## Records for this task
----
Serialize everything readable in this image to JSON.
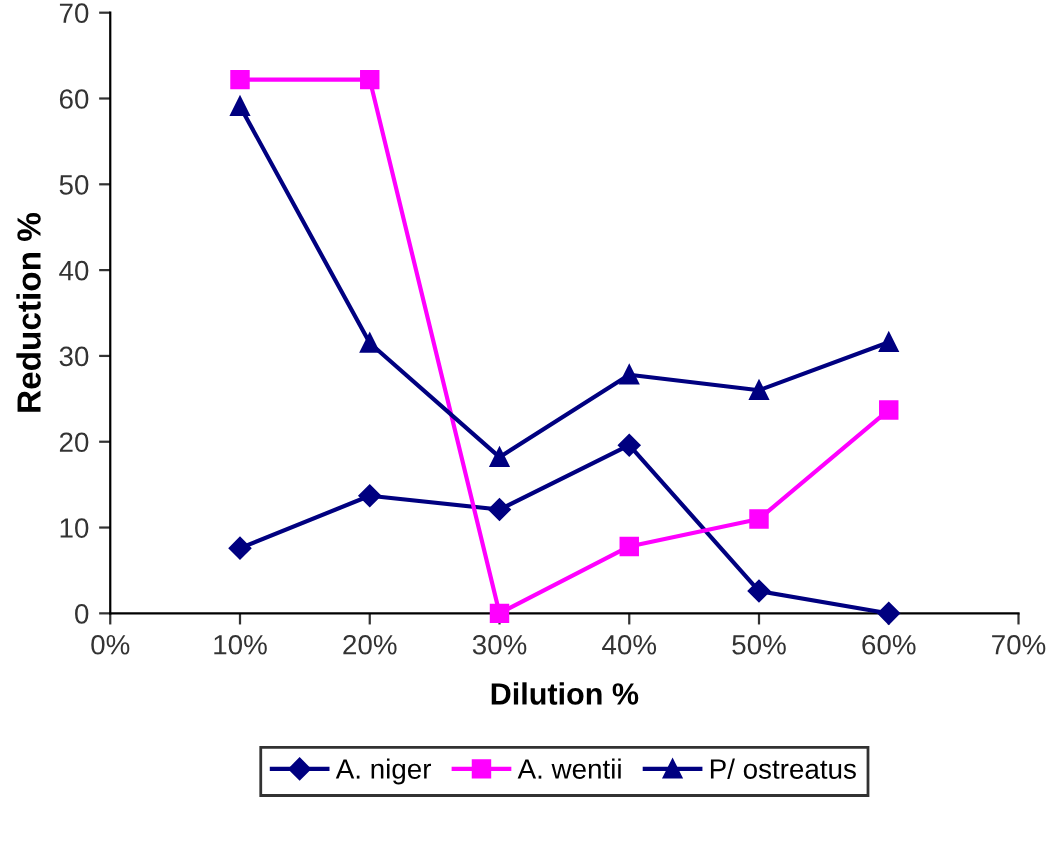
{
  "chart_data": {
    "type": "line",
    "xlabel": "Dilution %",
    "ylabel": "Reduction %",
    "x": [
      10,
      20,
      30,
      40,
      50,
      60
    ],
    "series": [
      {
        "name": "A. niger",
        "color": "#000080",
        "marker": "diamond",
        "values": [
          7.6,
          13.7,
          12.1,
          19.6,
          2.6,
          0
        ]
      },
      {
        "name": "A. wentii",
        "color": "#ff00ff",
        "marker": "square",
        "values": [
          62.2,
          62.2,
          0,
          7.8,
          11.0,
          23.7
        ]
      },
      {
        "name": "P/ ostreatus",
        "color": "#000080",
        "marker": "triangle",
        "values": [
          59.1,
          31.5,
          18.2,
          27.8,
          26.0,
          31.6
        ]
      }
    ],
    "xlim": [
      0,
      70
    ],
    "xticks": [
      {
        "value": 0,
        "label": "0%"
      },
      {
        "value": 10,
        "label": "10%"
      },
      {
        "value": 20,
        "label": "20%"
      },
      {
        "value": 30,
        "label": "30%"
      },
      {
        "value": 40,
        "label": "40%"
      },
      {
        "value": 50,
        "label": "50%"
      },
      {
        "value": 60,
        "label": "60%"
      },
      {
        "value": 70,
        "label": "70%"
      }
    ],
    "ylim": [
      0,
      70
    ],
    "yticks": [
      0,
      10,
      20,
      30,
      40,
      50,
      60,
      70
    ],
    "grid": false,
    "legend": "bottom",
    "line_style": "solid"
  }
}
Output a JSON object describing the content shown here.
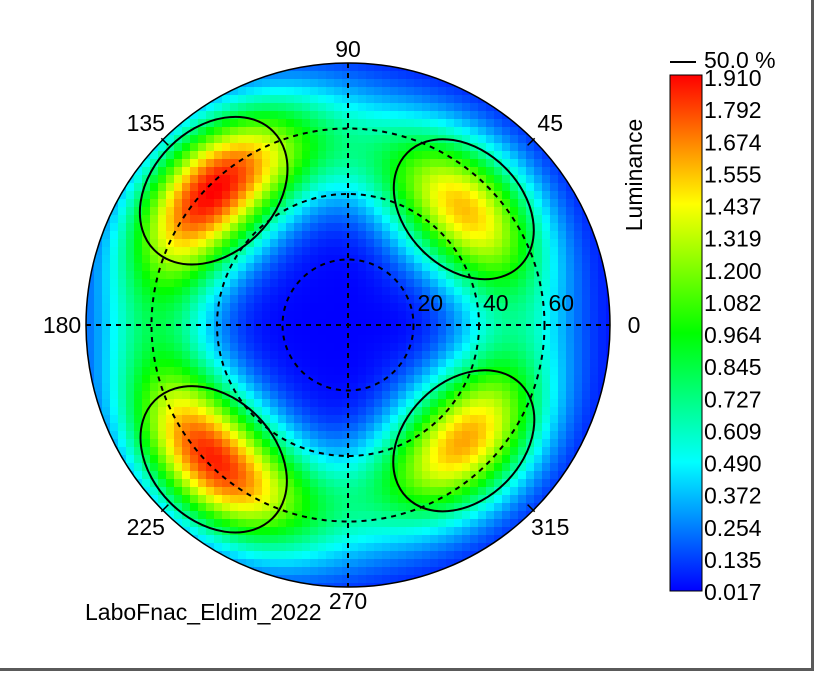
{
  "chart_data": {
    "type": "heatmap",
    "projection": "polar",
    "title": "",
    "footer_label": "LaboFnac_Eldim_2022",
    "angular_tick_labels": [
      "0",
      "45",
      "90",
      "135",
      "180",
      "225",
      "270",
      "315"
    ],
    "radial_tick_labels": [
      "20",
      "40",
      "60"
    ],
    "radial_range": [
      0,
      80
    ],
    "grid": true,
    "colorbar": {
      "title": "Luminance",
      "header": "50.0 %",
      "min": 0.017,
      "max": 1.91,
      "max_label": "1.910",
      "tick_labels": [
        "1.792",
        "1.674",
        "1.555",
        "1.437",
        "1.319",
        "1.200",
        "1.082",
        "0.964",
        "0.845",
        "0.727",
        "0.609",
        "0.490",
        "0.372",
        "0.254",
        "0.135",
        "0.017"
      ],
      "colors": [
        "#0000ff",
        "#0080ff",
        "#00ffff",
        "#00ff80",
        "#00ff00",
        "#80ff00",
        "#ffff00",
        "#ff8000",
        "#ff0000"
      ]
    },
    "peaks": [
      {
        "azimuth": 45,
        "polar_angle": 50,
        "value": 1.55
      },
      {
        "azimuth": 135,
        "polar_angle": 58,
        "value": 1.91
      },
      {
        "azimuth": 225,
        "polar_angle": 58,
        "value": 1.85
      },
      {
        "azimuth": 315,
        "polar_angle": 50,
        "value": 1.6
      }
    ],
    "contour_level": 0.955,
    "contour_label": "50.0 %",
    "contour_color": "#000000"
  }
}
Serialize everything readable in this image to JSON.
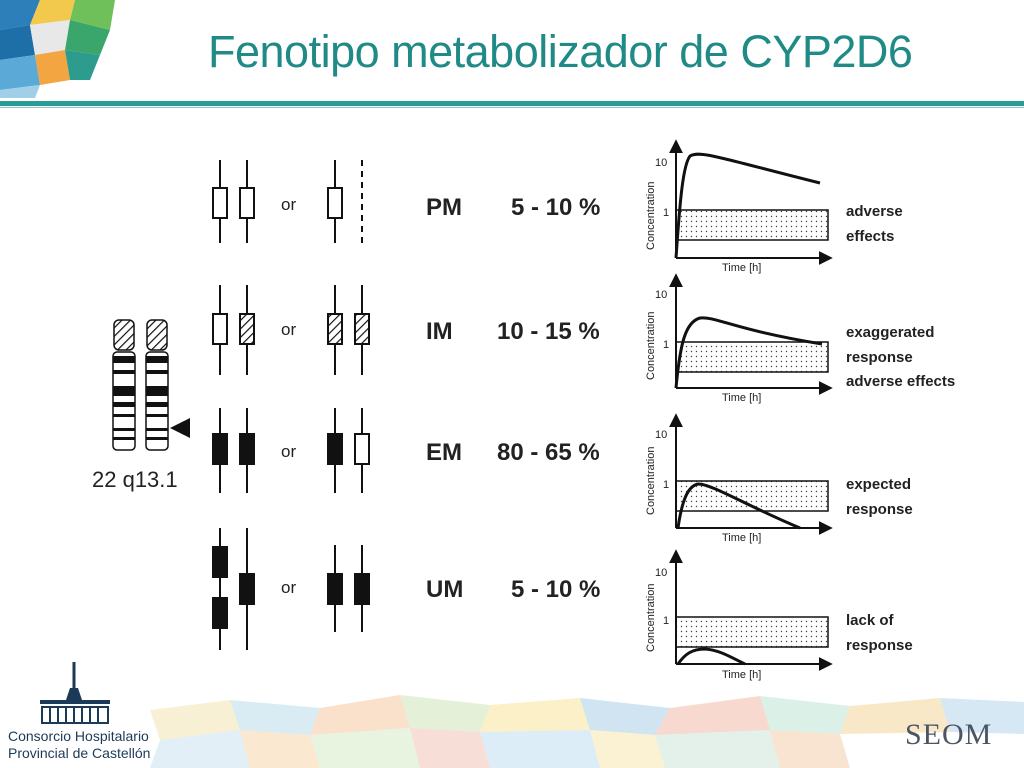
{
  "slide": {
    "title": "Fenotipo metabolizador de CYP2D6"
  },
  "chromosome": {
    "label": "22 q13.1"
  },
  "or_label": "or",
  "rows": [
    {
      "phenotype": "PM",
      "frequency": "5 - 10 %",
      "effect_lines": [
        "adverse",
        "effects"
      ],
      "y_ticks": [
        "10",
        "1"
      ],
      "ylabel": "Concentration",
      "xlabel": "Time [h]"
    },
    {
      "phenotype": "IM",
      "frequency": "10 - 15 %",
      "effect_lines": [
        "exaggerated",
        "response",
        "adverse effects"
      ],
      "y_ticks": [
        "10",
        "1"
      ],
      "ylabel": "Concentration",
      "xlabel": "Time [h]"
    },
    {
      "phenotype": "EM",
      "frequency": "80 - 65 %",
      "effect_lines": [
        "expected",
        "response"
      ],
      "y_ticks": [
        "10",
        "1"
      ],
      "ylabel": "Concentration",
      "xlabel": "Time [h]"
    },
    {
      "phenotype": "UM",
      "frequency": "5 - 10 %",
      "effect_lines": [
        "lack of",
        "response"
      ],
      "y_ticks": [
        "10",
        "1"
      ],
      "ylabel": "Concentration",
      "xlabel": "Time [h]"
    }
  ],
  "footer": {
    "org_line1": "Consorcio Hospitalario",
    "org_line2": "Provincial de Castellón",
    "society": "SEOM"
  },
  "colors": {
    "title": "#1f8a86",
    "rule": "#2a9c96",
    "ink": "#111111"
  }
}
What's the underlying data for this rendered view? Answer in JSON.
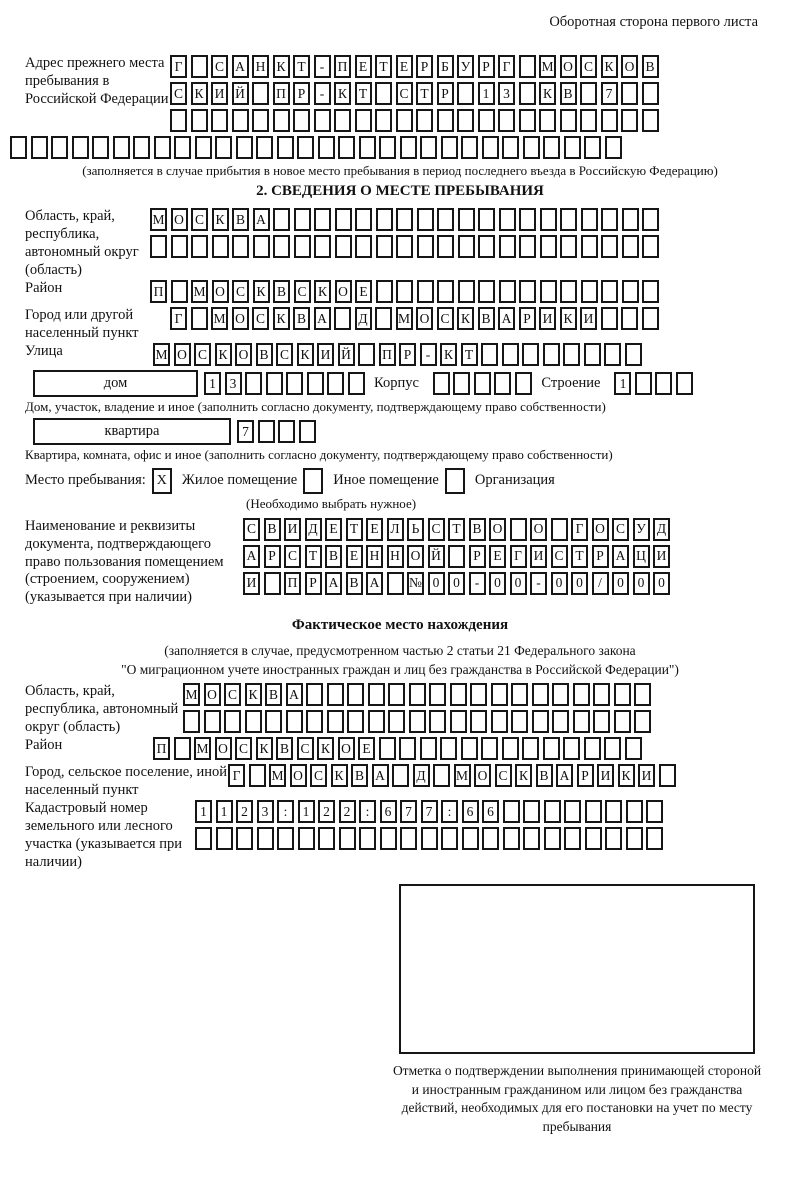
{
  "page": {
    "header_note": "Оборотная сторона первого листа"
  },
  "prev_address": {
    "label": "Адрес прежнего места пребывания в Российской Федерации",
    "rows": [
      {
        "n": 24,
        "text": "Г САНКТ-ПЕТЕРБУРГ МОСКОВ"
      },
      {
        "n": 24,
        "text": "СКИЙ ПР-КТ СТР 13 КВ 7"
      },
      {
        "n": 24,
        "text": ""
      },
      {
        "n": 30,
        "text": ""
      }
    ],
    "note": "(заполняется в случае прибытия в новое место пребывания в период последнего въезда в Российскую Федерацию)"
  },
  "section2": {
    "title": "2. СВЕДЕНИЯ О МЕСТЕ ПРЕБЫВАНИЯ",
    "region": {
      "label": "Область, край, республика, автономный округ (область)",
      "rows": [
        {
          "n": 25,
          "text": "МОСКВА"
        },
        {
          "n": 25,
          "text": ""
        }
      ]
    },
    "district": {
      "label": "Район",
      "row": {
        "n": 25,
        "text": "П МОСКВСКОЕ"
      }
    },
    "city": {
      "label": "Город или другой населенный пункт",
      "row": {
        "n": 24,
        "text": "Г МОСКВА Д МОСКВАРИКИ"
      }
    },
    "street": {
      "label": "Улица",
      "row": {
        "n": 24,
        "text": "МОСКОВСКИЙ ПР-КТ"
      }
    },
    "house": {
      "box_label": "дом",
      "number_cells": {
        "n": 8,
        "text": "13"
      },
      "korpus_label": "Корпус",
      "korpus_cells": {
        "n": 5,
        "text": ""
      },
      "stroenie_label": "Строение",
      "stroenie_cells": {
        "n": 4,
        "text": "1"
      },
      "note": "Дом, участок, владение и иное (заполнить согласно документу, подтверждающему право собственности)"
    },
    "apartment": {
      "box_label": "квартира",
      "number_cells": {
        "n": 4,
        "text": "7"
      },
      "note": "Квартира, комната, офис и иное (заполнить согласно документу, подтверждающему право собственности)"
    },
    "stay_type": {
      "label": "Место пребывания:",
      "options": [
        {
          "mark": "X",
          "label": "Жилое помещение"
        },
        {
          "mark": "",
          "label": "Иное помещение"
        },
        {
          "mark": "",
          "label": "Организация"
        }
      ],
      "note": "(Необходимо выбрать нужное)"
    },
    "document": {
      "label": "Наименование и реквизиты документа, подтверждающего право пользования помещением (строением, сооружением) (указывается при наличии)",
      "rows": [
        {
          "n": 21,
          "text": "СВИДЕТЕЛЬСТВО О ГОСУД"
        },
        {
          "n": 21,
          "text": "АРСТВЕННОЙ РЕГИСТРАЦИ"
        },
        {
          "n": 21,
          "text": "И ПРАВА №00-00-00/000"
        }
      ]
    }
  },
  "section3": {
    "title": "Фактическое место нахождения",
    "note_line1": "(заполняется в случае, предусмотренном частью 2 статьи 21 Федерального закона",
    "note_line2": "\"О миграционном учете иностранных граждан и лиц без гражданства в Российской Федерации\")",
    "region": {
      "label": "Область, край, республика, автономный округ (область)",
      "rows": [
        {
          "n": 23,
          "text": "МОСКВА"
        },
        {
          "n": 23,
          "text": ""
        }
      ]
    },
    "district": {
      "label": "Район",
      "row": {
        "n": 24,
        "text": "П МОСКВСКОЕ"
      }
    },
    "city": {
      "label": "Город, сельское поселение, иной населенный пункт",
      "row": {
        "n": 22,
        "text": "Г МОСКВА Д МОСКВАРИКИ"
      }
    },
    "cadastre": {
      "label": "Кадастровый номер земельного или лесного участка (указывается при наличии)",
      "rows": [
        {
          "n": 23,
          "text": "1123:122:677:66"
        },
        {
          "n": 23,
          "text": ""
        }
      ]
    },
    "stamp_note": "Отметка о подтверждении выполнения принимающей стороной и иностранным гражданином или лицом без гражданства действий, необходимых для его постановки на учет по месту пребывания"
  }
}
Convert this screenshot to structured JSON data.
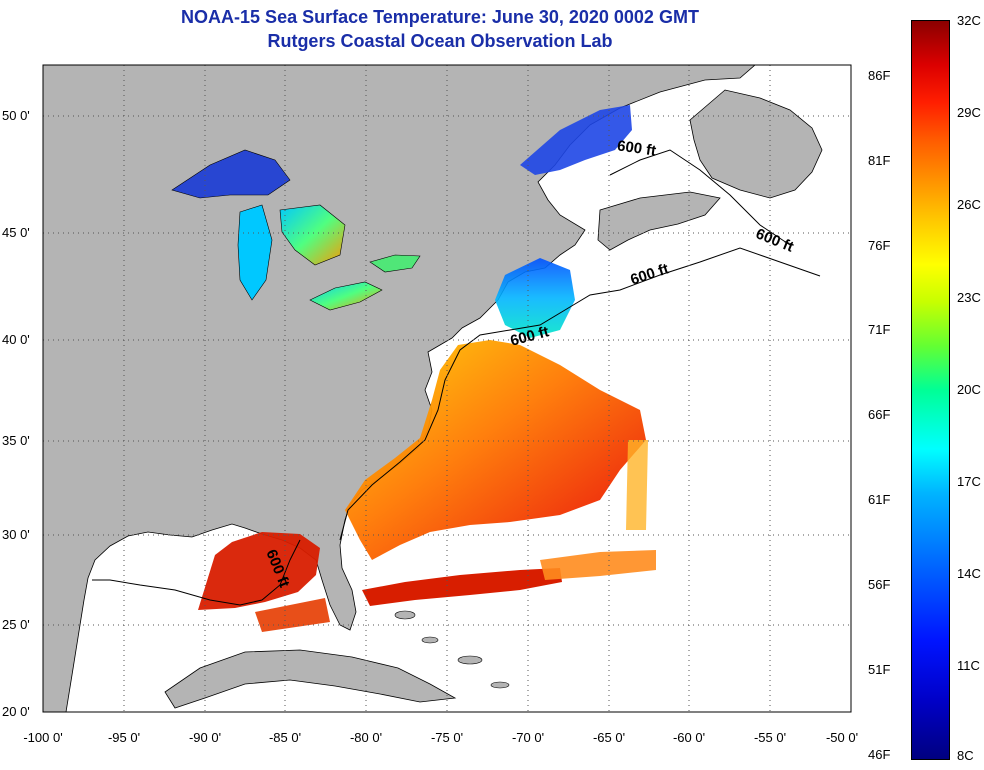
----
## What is asked
Copy out each line of the entries that holds "Город".

## Task answer
      "label": "Город или другой населенный пункт",
      "label": "Город, сельское поселение, иной населенный пункт",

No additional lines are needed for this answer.